GIVEN TASK: List every line in this data where the string "text" occurs.

RECORDS:
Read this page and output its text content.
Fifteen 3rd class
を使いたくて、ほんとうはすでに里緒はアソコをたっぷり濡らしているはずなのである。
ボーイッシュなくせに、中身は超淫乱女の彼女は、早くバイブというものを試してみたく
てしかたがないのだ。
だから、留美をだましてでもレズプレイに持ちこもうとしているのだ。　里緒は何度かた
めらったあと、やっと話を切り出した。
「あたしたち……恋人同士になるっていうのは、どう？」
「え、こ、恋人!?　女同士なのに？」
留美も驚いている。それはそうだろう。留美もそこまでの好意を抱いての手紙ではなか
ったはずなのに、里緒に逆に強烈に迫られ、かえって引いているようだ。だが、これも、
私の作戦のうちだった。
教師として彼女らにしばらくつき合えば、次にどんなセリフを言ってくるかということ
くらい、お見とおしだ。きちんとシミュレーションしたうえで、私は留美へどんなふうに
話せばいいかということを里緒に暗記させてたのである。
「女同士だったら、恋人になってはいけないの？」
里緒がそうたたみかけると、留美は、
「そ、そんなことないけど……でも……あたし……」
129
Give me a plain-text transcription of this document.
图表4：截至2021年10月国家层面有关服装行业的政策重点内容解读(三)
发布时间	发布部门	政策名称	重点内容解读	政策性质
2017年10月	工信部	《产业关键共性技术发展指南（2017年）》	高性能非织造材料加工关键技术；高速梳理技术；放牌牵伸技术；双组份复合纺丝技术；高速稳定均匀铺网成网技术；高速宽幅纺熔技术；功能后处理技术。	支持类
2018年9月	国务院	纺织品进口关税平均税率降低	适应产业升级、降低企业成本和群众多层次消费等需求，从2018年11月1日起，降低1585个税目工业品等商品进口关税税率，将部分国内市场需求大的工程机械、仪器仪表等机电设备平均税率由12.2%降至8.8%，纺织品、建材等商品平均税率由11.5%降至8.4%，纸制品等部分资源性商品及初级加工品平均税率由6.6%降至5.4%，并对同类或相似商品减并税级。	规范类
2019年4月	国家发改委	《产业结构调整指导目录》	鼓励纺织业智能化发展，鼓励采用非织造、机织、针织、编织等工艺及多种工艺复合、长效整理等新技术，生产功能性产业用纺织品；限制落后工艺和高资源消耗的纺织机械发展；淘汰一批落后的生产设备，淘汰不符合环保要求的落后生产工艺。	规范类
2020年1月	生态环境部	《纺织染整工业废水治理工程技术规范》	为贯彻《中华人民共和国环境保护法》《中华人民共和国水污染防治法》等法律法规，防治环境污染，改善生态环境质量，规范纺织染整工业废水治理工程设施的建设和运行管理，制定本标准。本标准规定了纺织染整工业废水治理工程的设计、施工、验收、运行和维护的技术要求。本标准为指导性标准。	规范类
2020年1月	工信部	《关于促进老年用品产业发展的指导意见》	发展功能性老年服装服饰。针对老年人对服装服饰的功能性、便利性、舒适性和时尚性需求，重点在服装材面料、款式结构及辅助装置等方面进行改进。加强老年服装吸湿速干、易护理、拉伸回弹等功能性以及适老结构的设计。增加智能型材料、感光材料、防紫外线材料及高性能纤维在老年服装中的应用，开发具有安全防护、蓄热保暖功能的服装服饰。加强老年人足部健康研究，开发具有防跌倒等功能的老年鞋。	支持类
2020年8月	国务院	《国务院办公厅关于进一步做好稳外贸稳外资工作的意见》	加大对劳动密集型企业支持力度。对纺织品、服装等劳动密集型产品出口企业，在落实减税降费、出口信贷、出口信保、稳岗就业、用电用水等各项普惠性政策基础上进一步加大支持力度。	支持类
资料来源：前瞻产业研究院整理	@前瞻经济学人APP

TASK RESPONSE:
Read this page and output its text content.
Give me a plain-text transcription of this document.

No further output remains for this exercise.